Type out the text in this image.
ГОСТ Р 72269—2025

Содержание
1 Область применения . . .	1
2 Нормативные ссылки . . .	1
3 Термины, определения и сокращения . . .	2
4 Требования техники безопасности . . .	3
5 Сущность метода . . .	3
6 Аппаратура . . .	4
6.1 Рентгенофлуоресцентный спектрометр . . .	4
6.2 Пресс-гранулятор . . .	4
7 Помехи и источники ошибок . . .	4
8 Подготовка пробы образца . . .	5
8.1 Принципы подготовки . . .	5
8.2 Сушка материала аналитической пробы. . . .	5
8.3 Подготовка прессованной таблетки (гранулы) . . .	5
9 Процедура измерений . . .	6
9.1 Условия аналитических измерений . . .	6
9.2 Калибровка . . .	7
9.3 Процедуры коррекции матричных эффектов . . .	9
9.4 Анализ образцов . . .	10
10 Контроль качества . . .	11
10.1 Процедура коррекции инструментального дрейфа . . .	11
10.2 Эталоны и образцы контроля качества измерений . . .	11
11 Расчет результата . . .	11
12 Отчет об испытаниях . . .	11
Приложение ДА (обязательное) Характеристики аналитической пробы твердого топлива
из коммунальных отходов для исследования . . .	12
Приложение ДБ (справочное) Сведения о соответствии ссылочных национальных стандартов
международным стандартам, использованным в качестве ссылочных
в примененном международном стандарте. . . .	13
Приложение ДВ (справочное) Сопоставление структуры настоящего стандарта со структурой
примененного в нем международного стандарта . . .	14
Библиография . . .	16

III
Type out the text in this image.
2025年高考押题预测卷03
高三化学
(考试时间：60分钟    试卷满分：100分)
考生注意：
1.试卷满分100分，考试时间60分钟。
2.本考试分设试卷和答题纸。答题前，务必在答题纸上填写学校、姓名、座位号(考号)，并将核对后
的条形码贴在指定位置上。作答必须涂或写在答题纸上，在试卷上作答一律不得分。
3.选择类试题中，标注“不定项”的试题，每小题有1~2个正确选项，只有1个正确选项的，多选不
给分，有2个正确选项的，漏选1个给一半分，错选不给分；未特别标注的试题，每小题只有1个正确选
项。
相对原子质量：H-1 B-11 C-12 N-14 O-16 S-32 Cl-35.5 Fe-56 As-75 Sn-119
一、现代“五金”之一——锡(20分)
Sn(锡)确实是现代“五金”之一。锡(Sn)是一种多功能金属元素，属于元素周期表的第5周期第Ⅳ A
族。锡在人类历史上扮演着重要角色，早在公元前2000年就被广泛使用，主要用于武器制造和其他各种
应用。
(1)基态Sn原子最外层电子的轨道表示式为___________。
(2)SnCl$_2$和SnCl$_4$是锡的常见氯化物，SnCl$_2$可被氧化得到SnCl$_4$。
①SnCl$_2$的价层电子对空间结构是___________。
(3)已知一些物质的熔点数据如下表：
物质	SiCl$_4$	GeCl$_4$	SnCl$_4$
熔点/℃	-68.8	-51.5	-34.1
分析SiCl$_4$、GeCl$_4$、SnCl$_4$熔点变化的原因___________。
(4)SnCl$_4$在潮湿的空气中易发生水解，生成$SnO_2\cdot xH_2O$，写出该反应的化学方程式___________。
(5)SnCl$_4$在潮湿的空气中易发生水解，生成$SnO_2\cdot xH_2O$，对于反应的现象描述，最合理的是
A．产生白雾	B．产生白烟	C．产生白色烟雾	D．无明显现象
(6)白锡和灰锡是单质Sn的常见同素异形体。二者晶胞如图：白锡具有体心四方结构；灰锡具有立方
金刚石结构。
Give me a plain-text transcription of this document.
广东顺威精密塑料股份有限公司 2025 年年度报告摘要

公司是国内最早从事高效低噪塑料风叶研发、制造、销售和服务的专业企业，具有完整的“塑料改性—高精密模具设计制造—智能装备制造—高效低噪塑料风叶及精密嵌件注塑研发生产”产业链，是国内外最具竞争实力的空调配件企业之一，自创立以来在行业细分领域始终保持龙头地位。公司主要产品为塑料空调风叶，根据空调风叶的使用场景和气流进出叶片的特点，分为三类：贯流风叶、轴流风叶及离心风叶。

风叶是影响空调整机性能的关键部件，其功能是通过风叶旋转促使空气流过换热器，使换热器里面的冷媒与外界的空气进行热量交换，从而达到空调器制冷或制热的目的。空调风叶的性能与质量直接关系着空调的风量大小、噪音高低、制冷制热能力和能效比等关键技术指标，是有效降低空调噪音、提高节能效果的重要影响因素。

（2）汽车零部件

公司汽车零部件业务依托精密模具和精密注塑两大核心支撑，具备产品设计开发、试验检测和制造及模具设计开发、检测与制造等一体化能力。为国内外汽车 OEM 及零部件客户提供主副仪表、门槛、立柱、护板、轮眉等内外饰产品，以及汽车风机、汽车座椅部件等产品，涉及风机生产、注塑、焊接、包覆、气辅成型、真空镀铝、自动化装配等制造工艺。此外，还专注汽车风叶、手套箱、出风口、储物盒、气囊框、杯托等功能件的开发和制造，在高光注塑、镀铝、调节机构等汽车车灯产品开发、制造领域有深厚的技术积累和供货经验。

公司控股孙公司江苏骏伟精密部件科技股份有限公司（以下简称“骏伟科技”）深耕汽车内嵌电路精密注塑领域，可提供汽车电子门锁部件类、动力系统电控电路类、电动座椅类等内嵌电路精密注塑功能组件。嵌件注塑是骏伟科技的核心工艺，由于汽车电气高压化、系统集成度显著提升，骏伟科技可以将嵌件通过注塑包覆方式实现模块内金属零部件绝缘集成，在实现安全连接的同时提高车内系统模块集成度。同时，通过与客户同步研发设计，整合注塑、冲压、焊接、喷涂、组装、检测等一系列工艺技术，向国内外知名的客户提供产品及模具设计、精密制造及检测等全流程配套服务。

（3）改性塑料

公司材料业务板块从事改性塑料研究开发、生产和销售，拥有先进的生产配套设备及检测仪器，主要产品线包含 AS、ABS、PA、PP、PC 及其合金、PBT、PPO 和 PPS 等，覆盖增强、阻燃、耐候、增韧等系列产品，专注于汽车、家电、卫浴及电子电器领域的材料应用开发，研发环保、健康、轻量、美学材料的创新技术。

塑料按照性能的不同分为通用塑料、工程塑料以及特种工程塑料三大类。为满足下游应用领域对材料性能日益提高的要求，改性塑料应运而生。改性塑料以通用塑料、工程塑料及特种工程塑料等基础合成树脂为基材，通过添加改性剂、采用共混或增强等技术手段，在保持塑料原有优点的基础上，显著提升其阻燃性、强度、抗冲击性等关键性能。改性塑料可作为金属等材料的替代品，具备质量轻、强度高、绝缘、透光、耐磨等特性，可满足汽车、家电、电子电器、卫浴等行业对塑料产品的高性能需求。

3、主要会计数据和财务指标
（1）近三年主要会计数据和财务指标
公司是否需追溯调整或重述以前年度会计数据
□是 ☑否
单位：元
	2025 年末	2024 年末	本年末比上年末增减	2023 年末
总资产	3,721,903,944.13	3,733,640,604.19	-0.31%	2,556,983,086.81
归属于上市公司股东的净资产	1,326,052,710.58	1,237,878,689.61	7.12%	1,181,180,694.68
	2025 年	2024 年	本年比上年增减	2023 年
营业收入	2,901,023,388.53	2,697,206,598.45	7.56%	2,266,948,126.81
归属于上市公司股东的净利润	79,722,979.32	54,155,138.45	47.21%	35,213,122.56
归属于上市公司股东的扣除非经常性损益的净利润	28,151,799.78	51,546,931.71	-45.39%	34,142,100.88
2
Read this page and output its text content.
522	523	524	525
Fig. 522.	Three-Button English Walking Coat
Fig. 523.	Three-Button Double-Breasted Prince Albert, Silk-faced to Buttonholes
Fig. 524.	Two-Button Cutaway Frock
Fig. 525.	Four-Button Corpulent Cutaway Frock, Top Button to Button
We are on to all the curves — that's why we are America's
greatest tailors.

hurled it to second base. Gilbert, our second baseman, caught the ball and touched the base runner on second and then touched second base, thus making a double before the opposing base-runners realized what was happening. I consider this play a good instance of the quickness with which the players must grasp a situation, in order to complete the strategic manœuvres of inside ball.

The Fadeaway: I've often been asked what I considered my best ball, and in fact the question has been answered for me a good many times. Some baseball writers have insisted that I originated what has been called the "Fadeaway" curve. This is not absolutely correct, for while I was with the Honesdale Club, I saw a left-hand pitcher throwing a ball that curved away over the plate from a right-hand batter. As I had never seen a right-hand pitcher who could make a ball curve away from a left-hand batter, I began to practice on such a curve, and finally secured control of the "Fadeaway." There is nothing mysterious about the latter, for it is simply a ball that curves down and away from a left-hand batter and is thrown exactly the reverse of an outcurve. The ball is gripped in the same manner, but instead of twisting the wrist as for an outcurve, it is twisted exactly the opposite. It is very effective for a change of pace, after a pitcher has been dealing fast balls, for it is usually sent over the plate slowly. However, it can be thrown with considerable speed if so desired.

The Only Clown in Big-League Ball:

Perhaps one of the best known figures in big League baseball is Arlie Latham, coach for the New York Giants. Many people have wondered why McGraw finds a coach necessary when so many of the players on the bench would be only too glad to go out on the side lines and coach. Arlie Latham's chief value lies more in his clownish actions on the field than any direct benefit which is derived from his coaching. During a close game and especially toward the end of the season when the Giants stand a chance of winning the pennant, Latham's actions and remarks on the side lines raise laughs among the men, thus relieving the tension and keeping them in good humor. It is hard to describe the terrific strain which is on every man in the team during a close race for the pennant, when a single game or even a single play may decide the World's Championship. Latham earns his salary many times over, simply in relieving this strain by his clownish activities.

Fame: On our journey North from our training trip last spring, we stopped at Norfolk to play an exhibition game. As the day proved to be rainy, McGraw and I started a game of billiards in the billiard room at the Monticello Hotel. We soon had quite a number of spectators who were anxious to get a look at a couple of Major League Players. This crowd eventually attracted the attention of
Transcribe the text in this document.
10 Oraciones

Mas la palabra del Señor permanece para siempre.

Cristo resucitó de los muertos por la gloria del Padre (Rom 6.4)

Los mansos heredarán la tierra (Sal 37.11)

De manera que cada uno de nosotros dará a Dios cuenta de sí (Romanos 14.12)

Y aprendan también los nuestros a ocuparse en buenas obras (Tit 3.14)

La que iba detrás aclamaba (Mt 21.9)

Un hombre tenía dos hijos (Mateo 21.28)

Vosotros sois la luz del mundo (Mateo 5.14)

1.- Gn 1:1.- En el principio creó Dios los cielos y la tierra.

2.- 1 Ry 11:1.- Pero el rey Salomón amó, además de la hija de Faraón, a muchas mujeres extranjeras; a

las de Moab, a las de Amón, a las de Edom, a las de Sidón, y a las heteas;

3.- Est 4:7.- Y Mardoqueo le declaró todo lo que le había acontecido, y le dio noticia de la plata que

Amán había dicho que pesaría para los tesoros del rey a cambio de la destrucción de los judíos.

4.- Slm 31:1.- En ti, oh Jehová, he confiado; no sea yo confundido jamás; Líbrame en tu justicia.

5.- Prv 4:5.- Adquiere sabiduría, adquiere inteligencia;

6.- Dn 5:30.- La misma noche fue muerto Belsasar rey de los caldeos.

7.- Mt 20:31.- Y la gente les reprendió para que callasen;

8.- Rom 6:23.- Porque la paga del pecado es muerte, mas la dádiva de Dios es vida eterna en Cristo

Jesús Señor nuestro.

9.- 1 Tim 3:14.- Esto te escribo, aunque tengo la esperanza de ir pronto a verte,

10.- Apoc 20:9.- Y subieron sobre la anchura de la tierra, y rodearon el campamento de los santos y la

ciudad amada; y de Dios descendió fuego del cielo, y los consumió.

--------------------

**What you need to do**
From the entries above, return each line with the word "GeCl" in it.

**Answer**
物质	SiCl$_4$	GeCl$_4$	SnCl$_4$
分析SiCl$_4$、GeCl$_4$、SnCl$_4$熔点变化的原因___________。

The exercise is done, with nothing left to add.